Exercise: Scan the data. Collect each line that contains the word "时要求粘度".

Rows:
start

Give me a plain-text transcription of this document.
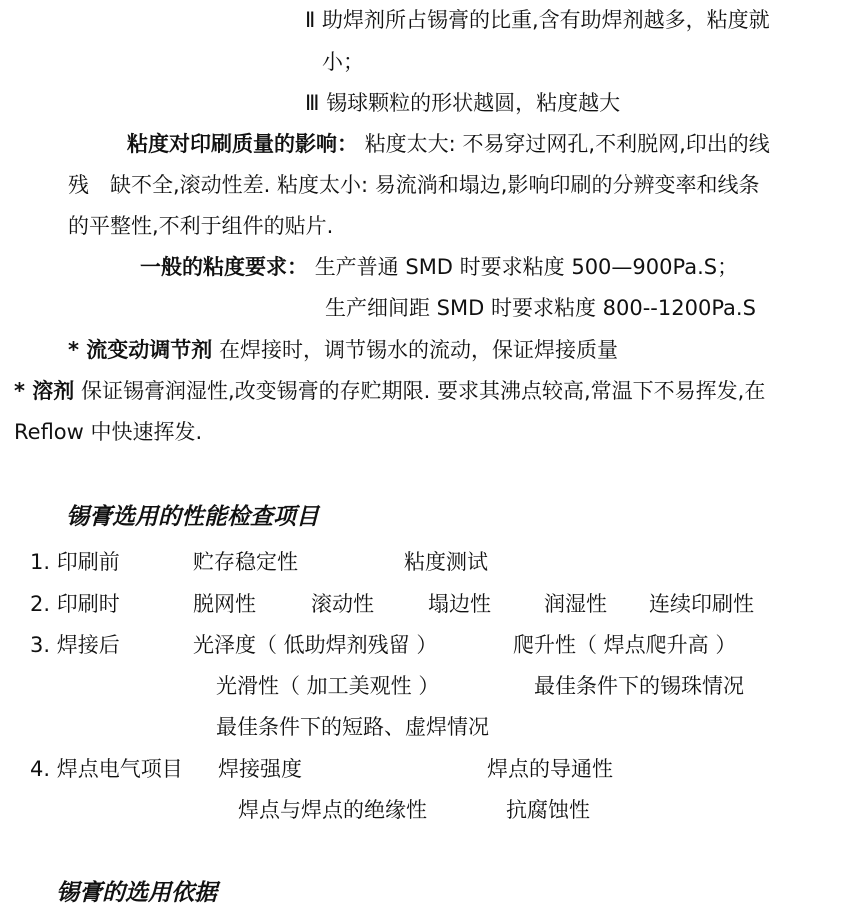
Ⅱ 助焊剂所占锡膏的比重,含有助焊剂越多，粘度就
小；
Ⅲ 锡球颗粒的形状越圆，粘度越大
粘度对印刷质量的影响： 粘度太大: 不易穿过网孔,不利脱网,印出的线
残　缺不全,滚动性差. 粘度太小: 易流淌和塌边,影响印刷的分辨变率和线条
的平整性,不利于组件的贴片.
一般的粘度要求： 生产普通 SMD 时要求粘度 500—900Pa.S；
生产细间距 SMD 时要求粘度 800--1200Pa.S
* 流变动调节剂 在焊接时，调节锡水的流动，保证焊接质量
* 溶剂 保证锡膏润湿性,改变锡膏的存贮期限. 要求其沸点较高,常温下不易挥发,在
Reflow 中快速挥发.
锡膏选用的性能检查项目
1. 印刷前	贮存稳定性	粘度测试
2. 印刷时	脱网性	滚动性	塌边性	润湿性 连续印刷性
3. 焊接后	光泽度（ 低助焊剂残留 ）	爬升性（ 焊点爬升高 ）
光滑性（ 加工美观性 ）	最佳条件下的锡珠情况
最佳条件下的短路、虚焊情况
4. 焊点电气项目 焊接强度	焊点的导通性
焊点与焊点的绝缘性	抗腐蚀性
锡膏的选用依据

end

Exercise result:
一般的粘度要求： 生产普通 SMD 时要求粘度 500—900Pa.S；
生产细间距 SMD 时要求粘度 800--1200Pa.S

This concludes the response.